- Brief
Put each of the lines below into a JSON list of strings, one string per line, leaving out any blank lines.

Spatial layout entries

============================================================

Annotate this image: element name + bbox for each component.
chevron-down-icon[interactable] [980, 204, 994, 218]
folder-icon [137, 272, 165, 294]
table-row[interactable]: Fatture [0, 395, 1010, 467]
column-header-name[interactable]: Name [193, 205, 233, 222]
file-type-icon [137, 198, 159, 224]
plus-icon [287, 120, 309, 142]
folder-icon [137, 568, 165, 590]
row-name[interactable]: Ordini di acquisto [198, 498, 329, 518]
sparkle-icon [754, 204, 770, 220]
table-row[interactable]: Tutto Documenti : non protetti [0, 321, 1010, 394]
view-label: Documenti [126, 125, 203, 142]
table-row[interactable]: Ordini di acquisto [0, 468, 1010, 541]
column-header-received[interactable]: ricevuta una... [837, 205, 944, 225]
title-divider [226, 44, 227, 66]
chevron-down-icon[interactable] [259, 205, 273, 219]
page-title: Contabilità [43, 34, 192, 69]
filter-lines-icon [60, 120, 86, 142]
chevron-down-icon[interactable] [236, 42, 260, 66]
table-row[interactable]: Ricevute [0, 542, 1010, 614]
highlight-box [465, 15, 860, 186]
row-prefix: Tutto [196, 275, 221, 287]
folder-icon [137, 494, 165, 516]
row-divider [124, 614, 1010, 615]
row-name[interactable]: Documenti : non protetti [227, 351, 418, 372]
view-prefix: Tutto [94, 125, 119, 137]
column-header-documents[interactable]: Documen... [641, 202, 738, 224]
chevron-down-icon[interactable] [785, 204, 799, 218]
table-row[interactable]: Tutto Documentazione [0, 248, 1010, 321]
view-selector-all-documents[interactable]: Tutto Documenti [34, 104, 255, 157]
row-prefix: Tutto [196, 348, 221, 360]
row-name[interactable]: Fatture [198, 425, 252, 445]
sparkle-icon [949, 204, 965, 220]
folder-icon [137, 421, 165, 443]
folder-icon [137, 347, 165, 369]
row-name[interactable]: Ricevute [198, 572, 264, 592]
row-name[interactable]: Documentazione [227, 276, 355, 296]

============================================================

- The output
[
  "Annotate this image: element name + bbox for each component.",
  "chevron-down-icon[interactable] [980, 204, 994, 218]",
  "folder-icon [137, 272, 165, 294]",
  "table-row[interactable]: Fatture [0, 395, 1010, 467]",
  "column-header-name[interactable]: Name [193, 205, 233, 222]",
  "file-type-icon [137, 198, 159, 224]",
  "plus-icon [287, 120, 309, 142]",
  "folder-icon [137, 568, 165, 590]",
  "row-name[interactable]: Ordini di acquisto [198, 498, 329, 518]",
  "sparkle-icon [754, 204, 770, 220]",
  "table-row[interactable]: Tutto Documenti : non protetti [0, 321, 1010, 394]",
  "view-label: Documenti [126, 125, 203, 142]",
  "table-row[interactable]: Ordini di acquisto [0, 468, 1010, 541]",
  "column-header-received[interactable]: ricevuta una... [837, 205, 944, 225]",
  "title-divider [226, 44, 227, 66]",
  "chevron-down-icon[interactable] [259, 205, 273, 219]",
  "page-title: Contabilità [43, 34, 192, 69]",
  "filter-lines-icon [60, 120, 86, 142]",
  "chevron-down-icon[interactable] [236, 42, 260, 66]",
  "table-row[interactable]: Ricevute [0, 542, 1010, 614]",
  "highlight-box [465, 15, 860, 186]",
  "row-prefix: Tutto [196, 275, 221, 287]",
  "folder-icon [137, 494, 165, 516]",
  "row-divider [124, 614, 1010, 615]",
  "row-name[interactable]: Documenti : non protetti [227, 351, 418, 372]",
  "view-prefix: Tutto [94, 125, 119, 137]",
  "column-header-documents[interactable]: Documen... [641, 202, 738, 224]",
  "chevron-down-icon[interactable] [785, 204, 799, 218]",
  "table-row[interactable]: Tutto Documentazione [0, 248, 1010, 321]",
  "view-selector-all-documents[interactable]: Tutto Documenti [34, 104, 255, 157]",
  "row-prefix: Tutto [196, 348, 221, 360]",
  "row-name[interactable]: Fatture [198, 425, 252, 445]",
  "sparkle-icon [949, 204, 965, 220]",
  "folder-icon [137, 421, 165, 443]",
  "folder-icon [137, 347, 165, 369]",
  "row-name[interactable]: Ricevute [198, 572, 264, 592]",
  "row-name[interactable]: Documentazione [227, 276, 355, 296]"
]